## Begin

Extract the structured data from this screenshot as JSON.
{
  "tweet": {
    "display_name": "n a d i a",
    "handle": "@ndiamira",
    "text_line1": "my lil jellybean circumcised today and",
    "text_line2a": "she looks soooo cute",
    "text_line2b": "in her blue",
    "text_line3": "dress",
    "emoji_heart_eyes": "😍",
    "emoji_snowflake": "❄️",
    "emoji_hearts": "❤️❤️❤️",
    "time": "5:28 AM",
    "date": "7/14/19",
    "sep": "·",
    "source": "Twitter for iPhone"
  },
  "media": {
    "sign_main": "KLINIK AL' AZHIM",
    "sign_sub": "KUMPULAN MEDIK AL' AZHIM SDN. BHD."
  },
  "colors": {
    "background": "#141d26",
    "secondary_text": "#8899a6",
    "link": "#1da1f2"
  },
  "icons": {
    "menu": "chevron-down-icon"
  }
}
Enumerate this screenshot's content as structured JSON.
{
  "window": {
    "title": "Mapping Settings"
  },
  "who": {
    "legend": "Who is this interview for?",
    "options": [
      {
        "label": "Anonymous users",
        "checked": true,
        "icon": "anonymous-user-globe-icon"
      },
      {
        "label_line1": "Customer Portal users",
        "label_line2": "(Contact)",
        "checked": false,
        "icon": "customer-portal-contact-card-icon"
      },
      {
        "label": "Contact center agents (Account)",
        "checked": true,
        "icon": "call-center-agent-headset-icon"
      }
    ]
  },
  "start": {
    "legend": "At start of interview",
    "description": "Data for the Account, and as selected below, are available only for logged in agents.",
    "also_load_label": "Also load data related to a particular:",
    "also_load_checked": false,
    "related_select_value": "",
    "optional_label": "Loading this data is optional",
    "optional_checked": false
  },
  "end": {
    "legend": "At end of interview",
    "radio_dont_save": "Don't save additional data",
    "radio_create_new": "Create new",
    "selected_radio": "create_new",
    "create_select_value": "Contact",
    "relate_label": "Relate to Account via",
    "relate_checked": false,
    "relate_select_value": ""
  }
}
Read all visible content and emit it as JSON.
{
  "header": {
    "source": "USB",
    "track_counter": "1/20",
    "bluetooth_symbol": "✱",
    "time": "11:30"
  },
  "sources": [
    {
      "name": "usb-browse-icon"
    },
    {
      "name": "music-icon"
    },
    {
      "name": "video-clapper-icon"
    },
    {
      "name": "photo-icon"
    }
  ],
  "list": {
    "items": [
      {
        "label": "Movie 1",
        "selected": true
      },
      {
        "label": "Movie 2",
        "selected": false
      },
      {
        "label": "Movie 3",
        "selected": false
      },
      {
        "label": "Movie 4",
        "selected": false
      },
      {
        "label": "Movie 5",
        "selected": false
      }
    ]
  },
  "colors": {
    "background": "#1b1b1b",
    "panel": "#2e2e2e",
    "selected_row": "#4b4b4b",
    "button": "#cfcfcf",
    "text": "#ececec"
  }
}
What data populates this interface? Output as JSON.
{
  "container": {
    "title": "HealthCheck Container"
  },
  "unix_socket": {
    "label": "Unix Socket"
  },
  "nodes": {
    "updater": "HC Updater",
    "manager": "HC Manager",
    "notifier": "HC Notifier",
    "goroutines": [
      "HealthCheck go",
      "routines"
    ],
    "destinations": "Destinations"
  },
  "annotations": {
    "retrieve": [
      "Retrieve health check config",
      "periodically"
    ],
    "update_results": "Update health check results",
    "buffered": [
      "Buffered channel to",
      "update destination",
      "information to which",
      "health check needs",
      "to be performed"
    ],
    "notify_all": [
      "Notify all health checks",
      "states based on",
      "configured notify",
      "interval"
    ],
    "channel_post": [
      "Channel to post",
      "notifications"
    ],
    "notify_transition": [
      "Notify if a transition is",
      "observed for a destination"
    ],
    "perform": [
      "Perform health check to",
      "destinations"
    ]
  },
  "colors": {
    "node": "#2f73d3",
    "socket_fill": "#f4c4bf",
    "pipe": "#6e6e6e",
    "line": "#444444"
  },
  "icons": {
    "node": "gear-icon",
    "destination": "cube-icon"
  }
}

## End

Exercise goal:
From the "What data populates" line to the close of the listing, restate each line word for word.

Correct result:
What data populates this interface? Output as JSON.
{
  "container": {
    "title": "HealthCheck Container"
  },
  "unix_socket": {
    "label": "Unix Socket"
  },
  "nodes": {
    "updater": "HC Updater",
    "manager": "HC Manager",
    "notifier": "HC Notifier",
    "goroutines": [
      "HealthCheck go",
      "routines"
    ],
    "destinations": "Destinations"
  },
  "annotations": {
    "retrieve": [
      "Retrieve health check config",
      "periodically"
    ],
    "update_results": "Update health check results",
    "buffered": [
      "Buffered channel to",
      "update destination",
      "information to which",
      "health check needs",
      "to be performed"
    ],
    "notify_all": [
      "Notify all health checks",
      "states based on",
      "configured notify",
      "interval"
    ],
    "channel_post": [
      "Channel to post",
      "notifications"
    ],
    "notify_transition": [
      "Notify if a transition is",
      "observed for a destination"
    ],
    "perform": [
      "Perform health check to",
      "destinations"
    ]
  },
  "colors": {
    "node": "#2f73d3",
    "socket_fill": "#f4c4bf",
    "pipe": "#6e6e6e",
    "line": "#444444"
  },
  "icons": {
    "node": "gear-icon",
    "destination": "cube-icon"
  }
}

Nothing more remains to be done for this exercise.